Aim of the exercise>
Your task is to repeat the lines below exactly, excluding any pictures they contain.

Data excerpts
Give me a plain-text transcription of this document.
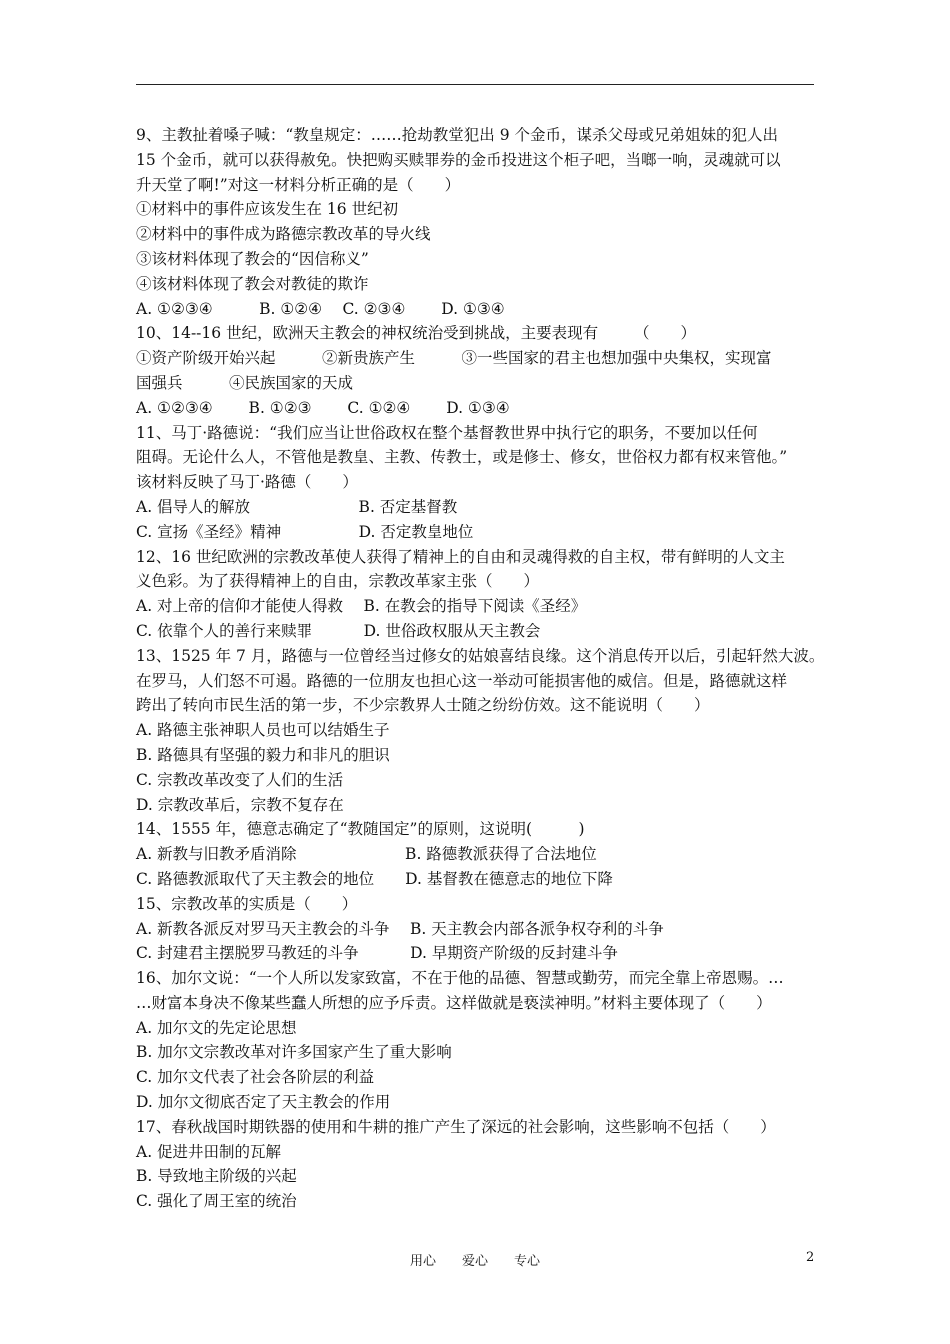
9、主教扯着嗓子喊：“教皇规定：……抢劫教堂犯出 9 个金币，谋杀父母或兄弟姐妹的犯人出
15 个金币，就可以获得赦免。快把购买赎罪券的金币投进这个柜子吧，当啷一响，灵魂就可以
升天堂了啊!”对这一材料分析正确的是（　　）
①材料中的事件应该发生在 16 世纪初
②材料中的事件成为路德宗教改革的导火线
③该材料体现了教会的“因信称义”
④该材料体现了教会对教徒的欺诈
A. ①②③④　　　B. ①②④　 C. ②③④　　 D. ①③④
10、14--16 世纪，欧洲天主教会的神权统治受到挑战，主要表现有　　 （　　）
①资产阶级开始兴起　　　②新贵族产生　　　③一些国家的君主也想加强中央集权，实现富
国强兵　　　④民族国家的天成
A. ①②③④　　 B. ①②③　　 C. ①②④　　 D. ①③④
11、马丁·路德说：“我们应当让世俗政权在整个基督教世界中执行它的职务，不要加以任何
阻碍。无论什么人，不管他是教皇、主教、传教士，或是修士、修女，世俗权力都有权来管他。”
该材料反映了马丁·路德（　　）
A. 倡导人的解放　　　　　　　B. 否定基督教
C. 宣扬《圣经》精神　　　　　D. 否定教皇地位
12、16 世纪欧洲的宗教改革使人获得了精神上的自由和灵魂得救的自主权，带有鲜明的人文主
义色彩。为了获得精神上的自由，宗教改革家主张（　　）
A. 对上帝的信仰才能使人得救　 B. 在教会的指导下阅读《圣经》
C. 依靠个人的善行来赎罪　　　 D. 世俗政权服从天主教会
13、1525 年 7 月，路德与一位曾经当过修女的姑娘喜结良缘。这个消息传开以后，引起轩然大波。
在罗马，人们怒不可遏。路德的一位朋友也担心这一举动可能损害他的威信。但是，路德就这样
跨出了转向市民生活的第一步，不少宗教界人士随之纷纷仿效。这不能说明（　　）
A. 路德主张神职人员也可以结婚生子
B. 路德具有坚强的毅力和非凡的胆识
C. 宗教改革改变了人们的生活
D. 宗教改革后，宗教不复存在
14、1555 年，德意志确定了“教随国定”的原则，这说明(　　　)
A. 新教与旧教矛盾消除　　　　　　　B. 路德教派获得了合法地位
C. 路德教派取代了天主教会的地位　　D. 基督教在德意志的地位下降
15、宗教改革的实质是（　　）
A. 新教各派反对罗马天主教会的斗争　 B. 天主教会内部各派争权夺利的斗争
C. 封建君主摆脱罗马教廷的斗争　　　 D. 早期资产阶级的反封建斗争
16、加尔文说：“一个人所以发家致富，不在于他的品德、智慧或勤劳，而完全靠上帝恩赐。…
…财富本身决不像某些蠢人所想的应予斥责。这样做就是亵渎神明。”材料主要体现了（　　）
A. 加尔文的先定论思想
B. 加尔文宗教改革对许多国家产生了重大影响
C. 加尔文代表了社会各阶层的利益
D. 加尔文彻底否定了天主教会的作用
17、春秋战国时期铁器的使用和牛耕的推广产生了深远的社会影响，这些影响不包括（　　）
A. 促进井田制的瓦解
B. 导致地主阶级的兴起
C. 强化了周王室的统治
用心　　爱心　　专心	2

Task response>
Give me a plain-text transcription of this document.
9、主教扯着嗓子喊：“教皇规定：……抢劫教堂犯出 9 个金币，谋杀父母或兄弟姐妹的犯人出
15 个金币，就可以获得赦免。快把购买赎罪券的金币投进这个柜子吧，当啷一响，灵魂就可以
升天堂了啊!”对这一材料分析正确的是（　　）
①材料中的事件应该发生在 16 世纪初
②材料中的事件成为路德宗教改革的导火线
③该材料体现了教会的“因信称义”
④该材料体现了教会对教徒的欺诈
A. ①②③④　　　B. ①②④　 C. ②③④　　 D. ①③④
10、14--16 世纪，欧洲天主教会的神权统治受到挑战，主要表现有　　 （　　）
①资产阶级开始兴起　　　②新贵族产生　　　③一些国家的君主也想加强中央集权，实现富
国强兵　　　④民族国家的天成
A. ①②③④　　 B. ①②③　　 C. ①②④　　 D. ①③④
11、马丁·路德说：“我们应当让世俗政权在整个基督教世界中执行它的职务，不要加以任何
阻碍。无论什么人，不管他是教皇、主教、传教士，或是修士、修女，世俗权力都有权来管他。”
该材料反映了马丁·路德（　　）
A. 倡导人的解放　　　　　　　B. 否定基督教
C. 宣扬《圣经》精神　　　　　D. 否定教皇地位
12、16 世纪欧洲的宗教改革使人获得了精神上的自由和灵魂得救的自主权，带有鲜明的人文主
义色彩。为了获得精神上的自由，宗教改革家主张（　　）
A. 对上帝的信仰才能使人得救　 B. 在教会的指导下阅读《圣经》
C. 依靠个人的善行来赎罪　　　 D. 世俗政权服从天主教会
13、1525 年 7 月，路德与一位曾经当过修女的姑娘喜结良缘。这个消息传开以后，引起轩然大波。
在罗马，人们怒不可遏。路德的一位朋友也担心这一举动可能损害他的威信。但是，路德就这样
跨出了转向市民生活的第一步，不少宗教界人士随之纷纷仿效。这不能说明（　　）
A. 路德主张神职人员也可以结婚生子
B. 路德具有坚强的毅力和非凡的胆识
C. 宗教改革改变了人们的生活
D. 宗教改革后，宗教不复存在
14、1555 年，德意志确定了“教随国定”的原则，这说明(　　　)
A. 新教与旧教矛盾消除　　　　　　　B. 路德教派获得了合法地位
C. 路德教派取代了天主教会的地位　　D. 基督教在德意志的地位下降
15、宗教改革的实质是（　　）
A. 新教各派反对罗马天主教会的斗争　 B. 天主教会内部各派争权夺利的斗争
C. 封建君主摆脱罗马教廷的斗争　　　 D. 早期资产阶级的反封建斗争
16、加尔文说：“一个人所以发家致富，不在于他的品德、智慧或勤劳，而完全靠上帝恩赐。…
…财富本身决不像某些蠢人所想的应予斥责。这样做就是亵渎神明。”材料主要体现了（　　）
A. 加尔文的先定论思想
B. 加尔文宗教改革对许多国家产生了重大影响
C. 加尔文代表了社会各阶层的利益
D. 加尔文彻底否定了天主教会的作用
17、春秋战国时期铁器的使用和牛耕的推广产生了深远的社会影响，这些影响不包括（　　）
A. 促进井田制的瓦解
B. 导致地主阶级的兴起
C. 强化了周王室的统治
用心　　爱心　　专心	2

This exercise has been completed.